Genome-Wide Identification of the HD-ZIP III Subfamily in Upland Cotton Reveals the Involvement of GhHB8-5D in the Biosynthesis of Secondary Wall in Fiber and Drought Resistance

Jie Zhang; Yanan Gao; Mengru Feng; Yuke Cui; Shuaijie Li; Le Liu; Ye Wang; Wenliang Xu; Fuguang Li

doi:10.3389/fpls.2021.806195

Genome-Wide Identification of the HD-ZIP III Subfamily in Upland Cotton Reveals the Involvement of GhHB8-5D in the Biosynthesis of Secondary Wall in Fiber and Drought Resistance

Front Plant Sci. 2022 Jan 27:12:806195. doi: 10.3389/fpls.2021.806195. eCollection 2021.

Authors

Jie Zhang^{1

2}, Yanan Gao², Mengru Feng², Yuke Cui², Shuaijie Li², Le Liu², Ye Wang¹, Wenliang Xu³, Fuguang Li^{1

2}

Affiliations

¹ State Key Laboratory of Cotton Biology, Institute of Cotton Research, Chinese Academy of Agricultural Sciences, Anyang, China.
² Zhengzhou Research Base, State Key Laboratory of Cotton Biology, School of Agricultural Sciences, Zhengzhou University, Zhengzhou, China.

[Stored entries from a collection]
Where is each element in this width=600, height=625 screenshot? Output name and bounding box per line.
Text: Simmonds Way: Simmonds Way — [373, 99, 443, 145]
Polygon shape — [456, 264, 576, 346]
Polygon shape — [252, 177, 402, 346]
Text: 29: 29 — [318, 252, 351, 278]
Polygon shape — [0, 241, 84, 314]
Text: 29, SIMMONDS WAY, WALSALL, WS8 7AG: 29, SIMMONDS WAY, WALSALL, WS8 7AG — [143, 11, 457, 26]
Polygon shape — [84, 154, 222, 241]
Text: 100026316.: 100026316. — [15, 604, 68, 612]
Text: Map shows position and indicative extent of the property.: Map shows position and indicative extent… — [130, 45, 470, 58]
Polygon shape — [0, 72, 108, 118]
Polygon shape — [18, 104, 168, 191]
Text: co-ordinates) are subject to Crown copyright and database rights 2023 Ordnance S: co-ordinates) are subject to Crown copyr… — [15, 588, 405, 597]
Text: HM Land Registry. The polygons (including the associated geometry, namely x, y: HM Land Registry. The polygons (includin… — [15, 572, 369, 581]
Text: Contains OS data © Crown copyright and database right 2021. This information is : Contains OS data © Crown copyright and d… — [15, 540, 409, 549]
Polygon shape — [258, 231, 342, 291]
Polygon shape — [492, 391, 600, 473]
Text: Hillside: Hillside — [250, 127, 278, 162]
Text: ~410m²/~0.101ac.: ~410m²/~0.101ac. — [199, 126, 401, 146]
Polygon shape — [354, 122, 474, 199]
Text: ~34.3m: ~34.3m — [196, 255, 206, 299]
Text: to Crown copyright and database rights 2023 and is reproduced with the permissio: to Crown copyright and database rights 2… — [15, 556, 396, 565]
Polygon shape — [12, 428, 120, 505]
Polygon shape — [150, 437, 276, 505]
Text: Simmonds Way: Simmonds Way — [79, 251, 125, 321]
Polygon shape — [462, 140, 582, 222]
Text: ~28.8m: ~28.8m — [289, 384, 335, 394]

TRY IT: According to the cotton article listing, in which city is the Institute of Cotton Research of the Chinese Academy of Agricultural Sciences? Please answer using only the cotton article listing.

EXERCISE ANSWER: Anyang, China.